前面的一篇文章在qemu中绑定pci bus到numa node - 半山随笔 - 博客园 (cnblogs.com)中记录了如何使用qemu命令行来设置pci bus与numa的亲和性。本篇来记录如何使用libvirt来做同样的事。
libvirt相较于qemu是一个更高层的工具,在提供便捷性的同时也损失了一点灵活性。就拿设置pci bus的numa亲和性而言,libvirt就很难去配置。参照libvirt的官方说明:
PCI controllers also have an optional subelement <target> with the attributes and subelements listed below. These are configurable items that 1) are visible to the guest OS so must be preserved for guest ABI compatibility, and 2) are usually left to default values or derived automatically by libvirt. In almost all cases, you should not manually add a <target> subelement to a controller, nor should you modify the values in the those that are automatically generated by libvirt. Since 1.2.19 (QEMU only).
node
Some PCI controllers (pci-expander-bus for the pc machine type, pcie-expander-bus for the q35 machine type and, since 3.6.0, pci-root for the pseries machine type) can have an optional <node> subelement within the <target> subelement, which is used to set the NUMA node reported to the guest OS for that bus - the guest OS will then know that all devices on that bus are a part of the specified NUMA node (it is up to the user of the libvirt API to attach host devices to the correct pci-expander-bus when assigning them to the domain).
也就是说在pci controller下面确实有numa相关的配置,但是在大部分情况下是不允许用户去改动的,这部分内容由libvirt自动生成。这就不好办了,既不能改xml配置,也不能在安装的时候设置。我的理解按照官方的设想这个参数只会在host device passthrough的时候会自动设置而不是让用户自由设置。
但是对于确实有这方面需求的该怎么办呢?
还好virt-install提供了qemu commandline直接注入的方式。

........

### 任务要求 a
请改写下方布局标注记录中从第一行到包含"campground-marker-icon[interactable] [574,926,612,970]"的那一行（首尾两行均含在内）的各行，把"callout-pointer"替换为"callout-arrow"，其余内容保持不变。

(布局标注记录)
........

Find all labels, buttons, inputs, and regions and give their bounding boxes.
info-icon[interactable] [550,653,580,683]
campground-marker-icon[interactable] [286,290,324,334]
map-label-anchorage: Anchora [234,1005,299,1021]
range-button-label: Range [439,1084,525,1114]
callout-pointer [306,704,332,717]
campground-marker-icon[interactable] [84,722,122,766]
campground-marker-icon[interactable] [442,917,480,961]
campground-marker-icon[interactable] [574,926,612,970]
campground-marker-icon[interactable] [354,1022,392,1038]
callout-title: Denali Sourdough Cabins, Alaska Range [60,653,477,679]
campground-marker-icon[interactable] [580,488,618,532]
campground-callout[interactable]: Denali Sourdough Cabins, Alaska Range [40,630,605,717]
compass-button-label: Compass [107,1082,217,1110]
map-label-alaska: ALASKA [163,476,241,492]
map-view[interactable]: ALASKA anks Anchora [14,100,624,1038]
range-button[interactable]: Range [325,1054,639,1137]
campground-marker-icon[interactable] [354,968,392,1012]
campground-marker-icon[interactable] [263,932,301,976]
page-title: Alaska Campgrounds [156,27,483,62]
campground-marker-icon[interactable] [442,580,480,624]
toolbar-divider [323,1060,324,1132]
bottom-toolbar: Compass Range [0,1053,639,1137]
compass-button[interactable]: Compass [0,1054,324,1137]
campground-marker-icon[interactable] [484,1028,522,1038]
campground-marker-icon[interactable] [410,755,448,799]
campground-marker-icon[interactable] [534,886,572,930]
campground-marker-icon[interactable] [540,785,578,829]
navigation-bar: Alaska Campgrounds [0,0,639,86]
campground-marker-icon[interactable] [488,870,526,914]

........

### 任务要求 b
请逐字重复上文 libvirt 摘录中从"libvirt相较于qemu"到"1.2.19 (QEMU only)."的部分，首尾都包括在内。

### 书面回答 a
Find all labels, buttons, inputs, and regions and give their bounding boxes.
info-icon[interactable] [550,653,580,683]
campground-marker-icon[interactable] [286,290,324,334]
map-label-anchorage: Anchora [234,1005,299,1021]
range-button-label: Range [439,1084,525,1114]
callout-arrow [306,704,332,717]
campground-marker-icon[interactable] [84,722,122,766]
campground-marker-icon[interactable] [442,917,480,961]
campground-marker-icon[interactable] [574,926,612,970]

### 书面回答 b
libvirt相较于qemu是一个更高层的工具,在提供便捷性的同时也损失了一点灵活性。就拿设置pci bus的numa亲和性而言,libvirt就很难去配置。参照libvirt的官方说明:
PCI controllers also have an optional subelement <target> with the attributes and subelements listed below. These are configurable items that 1) are visible to the guest OS so must be preserved for guest ABI compatibility, and 2) are usually left to default values or derived automatically by libvirt. In almost all cases, you should not manually add a <target> subelement to a controller, nor should you modify the values in the those that are automatically generated by libvirt. Since 1.2.19 (QEMU only).